> [What the task asks] Report the number of lines that hold the string "panel". Leave out any other text.
◇ ◇ ◇ ◇ ◇ ◇ ◇
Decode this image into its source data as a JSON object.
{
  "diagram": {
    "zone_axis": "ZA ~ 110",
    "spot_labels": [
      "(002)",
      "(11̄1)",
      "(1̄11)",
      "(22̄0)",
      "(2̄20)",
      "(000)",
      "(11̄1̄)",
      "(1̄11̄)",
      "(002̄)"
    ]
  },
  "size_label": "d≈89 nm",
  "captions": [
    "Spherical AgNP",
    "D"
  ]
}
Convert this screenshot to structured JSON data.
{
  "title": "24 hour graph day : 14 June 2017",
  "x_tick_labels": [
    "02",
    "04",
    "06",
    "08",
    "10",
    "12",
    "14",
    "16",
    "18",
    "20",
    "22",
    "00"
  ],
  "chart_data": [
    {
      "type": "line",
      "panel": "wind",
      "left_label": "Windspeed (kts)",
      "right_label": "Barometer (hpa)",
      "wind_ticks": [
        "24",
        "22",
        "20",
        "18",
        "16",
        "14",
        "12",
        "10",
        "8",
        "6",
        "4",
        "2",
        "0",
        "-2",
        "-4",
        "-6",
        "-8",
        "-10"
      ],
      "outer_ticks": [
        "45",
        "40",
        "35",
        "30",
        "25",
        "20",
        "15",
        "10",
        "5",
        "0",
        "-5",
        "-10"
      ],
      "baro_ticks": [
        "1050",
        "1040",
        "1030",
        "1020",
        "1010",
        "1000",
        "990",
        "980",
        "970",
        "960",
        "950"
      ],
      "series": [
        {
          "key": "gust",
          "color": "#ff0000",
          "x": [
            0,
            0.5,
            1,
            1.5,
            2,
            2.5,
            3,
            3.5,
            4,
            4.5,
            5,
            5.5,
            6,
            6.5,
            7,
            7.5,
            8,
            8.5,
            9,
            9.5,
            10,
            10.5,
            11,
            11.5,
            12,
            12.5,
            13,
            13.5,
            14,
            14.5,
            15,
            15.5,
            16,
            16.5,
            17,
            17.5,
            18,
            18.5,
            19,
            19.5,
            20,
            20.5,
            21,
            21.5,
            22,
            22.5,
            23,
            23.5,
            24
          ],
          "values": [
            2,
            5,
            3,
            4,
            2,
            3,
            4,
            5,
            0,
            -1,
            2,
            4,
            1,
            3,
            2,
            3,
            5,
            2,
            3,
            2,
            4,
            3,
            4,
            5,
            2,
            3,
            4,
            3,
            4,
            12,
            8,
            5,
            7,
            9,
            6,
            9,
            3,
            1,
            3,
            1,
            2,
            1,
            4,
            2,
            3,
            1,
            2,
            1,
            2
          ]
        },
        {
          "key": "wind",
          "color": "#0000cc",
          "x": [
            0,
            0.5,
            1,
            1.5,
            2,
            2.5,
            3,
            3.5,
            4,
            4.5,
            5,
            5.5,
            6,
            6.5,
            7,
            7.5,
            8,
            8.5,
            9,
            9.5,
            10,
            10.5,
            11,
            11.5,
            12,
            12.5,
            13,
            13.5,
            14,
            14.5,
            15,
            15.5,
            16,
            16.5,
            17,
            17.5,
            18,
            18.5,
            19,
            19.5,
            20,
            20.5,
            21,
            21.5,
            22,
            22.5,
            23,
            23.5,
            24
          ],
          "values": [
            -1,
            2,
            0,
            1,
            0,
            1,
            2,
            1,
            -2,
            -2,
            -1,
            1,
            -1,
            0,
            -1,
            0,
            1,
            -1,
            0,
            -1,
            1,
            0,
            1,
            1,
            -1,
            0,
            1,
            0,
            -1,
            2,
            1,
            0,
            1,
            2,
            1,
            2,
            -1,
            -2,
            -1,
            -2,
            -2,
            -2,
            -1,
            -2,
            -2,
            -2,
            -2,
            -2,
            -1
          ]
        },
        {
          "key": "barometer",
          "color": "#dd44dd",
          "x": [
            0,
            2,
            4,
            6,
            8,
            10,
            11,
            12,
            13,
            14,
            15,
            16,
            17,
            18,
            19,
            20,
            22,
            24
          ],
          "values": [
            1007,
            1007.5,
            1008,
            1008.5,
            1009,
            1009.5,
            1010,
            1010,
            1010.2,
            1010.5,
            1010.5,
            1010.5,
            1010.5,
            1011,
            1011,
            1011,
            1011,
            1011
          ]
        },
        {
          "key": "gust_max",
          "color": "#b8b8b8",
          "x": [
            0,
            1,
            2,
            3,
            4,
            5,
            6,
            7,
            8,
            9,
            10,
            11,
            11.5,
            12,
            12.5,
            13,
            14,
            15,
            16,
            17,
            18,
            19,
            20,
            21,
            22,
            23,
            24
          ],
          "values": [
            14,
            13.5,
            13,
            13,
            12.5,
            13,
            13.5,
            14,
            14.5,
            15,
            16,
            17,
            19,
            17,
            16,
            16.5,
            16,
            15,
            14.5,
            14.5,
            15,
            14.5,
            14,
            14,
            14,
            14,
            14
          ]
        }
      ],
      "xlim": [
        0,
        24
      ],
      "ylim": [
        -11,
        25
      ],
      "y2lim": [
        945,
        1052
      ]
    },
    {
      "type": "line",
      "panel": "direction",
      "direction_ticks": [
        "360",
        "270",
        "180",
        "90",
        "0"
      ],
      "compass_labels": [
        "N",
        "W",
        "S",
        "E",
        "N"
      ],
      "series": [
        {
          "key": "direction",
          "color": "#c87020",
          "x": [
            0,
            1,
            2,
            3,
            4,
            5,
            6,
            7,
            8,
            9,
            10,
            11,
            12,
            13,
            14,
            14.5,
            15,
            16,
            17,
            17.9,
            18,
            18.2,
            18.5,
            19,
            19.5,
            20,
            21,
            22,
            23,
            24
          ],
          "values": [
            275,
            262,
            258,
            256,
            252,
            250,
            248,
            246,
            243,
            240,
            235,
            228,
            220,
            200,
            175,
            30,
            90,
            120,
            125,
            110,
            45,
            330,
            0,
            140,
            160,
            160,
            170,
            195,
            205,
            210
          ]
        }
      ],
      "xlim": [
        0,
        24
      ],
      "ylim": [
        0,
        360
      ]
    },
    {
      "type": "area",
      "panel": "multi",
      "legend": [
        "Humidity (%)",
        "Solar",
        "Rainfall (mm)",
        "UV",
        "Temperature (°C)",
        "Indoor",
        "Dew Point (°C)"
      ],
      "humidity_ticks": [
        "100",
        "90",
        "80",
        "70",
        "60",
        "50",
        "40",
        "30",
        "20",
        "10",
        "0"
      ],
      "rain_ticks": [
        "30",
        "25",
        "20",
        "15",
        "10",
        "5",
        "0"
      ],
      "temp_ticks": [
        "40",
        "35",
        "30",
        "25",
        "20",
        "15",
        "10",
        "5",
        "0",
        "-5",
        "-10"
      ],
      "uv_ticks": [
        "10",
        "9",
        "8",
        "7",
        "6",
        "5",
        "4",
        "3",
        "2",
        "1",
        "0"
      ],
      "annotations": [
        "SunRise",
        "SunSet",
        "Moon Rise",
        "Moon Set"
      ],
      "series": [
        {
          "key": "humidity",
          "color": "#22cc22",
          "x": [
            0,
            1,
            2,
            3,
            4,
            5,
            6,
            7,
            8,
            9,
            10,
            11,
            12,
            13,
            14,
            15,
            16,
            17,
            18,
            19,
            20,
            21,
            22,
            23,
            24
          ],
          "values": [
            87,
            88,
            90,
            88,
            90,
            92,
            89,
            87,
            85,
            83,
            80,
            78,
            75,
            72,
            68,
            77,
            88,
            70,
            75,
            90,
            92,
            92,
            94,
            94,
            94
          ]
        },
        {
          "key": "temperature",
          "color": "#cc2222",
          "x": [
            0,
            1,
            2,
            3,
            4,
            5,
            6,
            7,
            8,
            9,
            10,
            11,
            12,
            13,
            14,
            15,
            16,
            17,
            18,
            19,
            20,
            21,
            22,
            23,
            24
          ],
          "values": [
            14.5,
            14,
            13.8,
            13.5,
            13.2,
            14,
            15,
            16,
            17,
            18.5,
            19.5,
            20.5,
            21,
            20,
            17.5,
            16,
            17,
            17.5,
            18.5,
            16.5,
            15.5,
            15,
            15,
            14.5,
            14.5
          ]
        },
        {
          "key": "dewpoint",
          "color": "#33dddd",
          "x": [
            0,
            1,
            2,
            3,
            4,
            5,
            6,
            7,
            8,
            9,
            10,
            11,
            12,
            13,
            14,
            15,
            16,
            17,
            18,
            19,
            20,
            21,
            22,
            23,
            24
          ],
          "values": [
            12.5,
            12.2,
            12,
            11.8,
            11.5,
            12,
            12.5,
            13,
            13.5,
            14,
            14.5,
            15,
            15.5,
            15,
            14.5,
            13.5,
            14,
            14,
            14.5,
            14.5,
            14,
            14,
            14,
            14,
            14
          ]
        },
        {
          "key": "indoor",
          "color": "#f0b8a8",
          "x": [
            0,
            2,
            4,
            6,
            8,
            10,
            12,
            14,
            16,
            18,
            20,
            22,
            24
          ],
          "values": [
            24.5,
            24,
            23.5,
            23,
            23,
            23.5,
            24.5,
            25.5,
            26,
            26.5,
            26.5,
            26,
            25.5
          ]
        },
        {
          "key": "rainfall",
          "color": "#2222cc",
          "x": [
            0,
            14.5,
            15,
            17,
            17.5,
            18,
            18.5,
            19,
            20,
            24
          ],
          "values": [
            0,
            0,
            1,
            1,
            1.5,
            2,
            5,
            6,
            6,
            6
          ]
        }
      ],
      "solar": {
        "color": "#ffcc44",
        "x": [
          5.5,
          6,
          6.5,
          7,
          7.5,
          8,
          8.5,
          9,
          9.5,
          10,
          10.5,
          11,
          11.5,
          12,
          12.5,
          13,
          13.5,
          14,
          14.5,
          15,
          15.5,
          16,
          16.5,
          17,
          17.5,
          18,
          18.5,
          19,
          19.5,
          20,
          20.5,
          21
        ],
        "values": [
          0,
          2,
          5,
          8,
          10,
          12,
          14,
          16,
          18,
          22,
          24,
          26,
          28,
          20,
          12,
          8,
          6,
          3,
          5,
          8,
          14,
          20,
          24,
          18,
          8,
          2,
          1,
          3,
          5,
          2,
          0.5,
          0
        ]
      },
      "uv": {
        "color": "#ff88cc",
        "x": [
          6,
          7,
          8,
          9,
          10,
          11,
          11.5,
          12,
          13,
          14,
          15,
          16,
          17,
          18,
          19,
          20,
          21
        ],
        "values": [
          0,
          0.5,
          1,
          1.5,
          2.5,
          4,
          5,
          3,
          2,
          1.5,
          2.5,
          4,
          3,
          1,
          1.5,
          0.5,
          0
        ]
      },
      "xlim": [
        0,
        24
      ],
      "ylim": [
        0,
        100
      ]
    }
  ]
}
◇ ◇ ◇ ◇ ◇ ◇ ◇
> [Reply] 3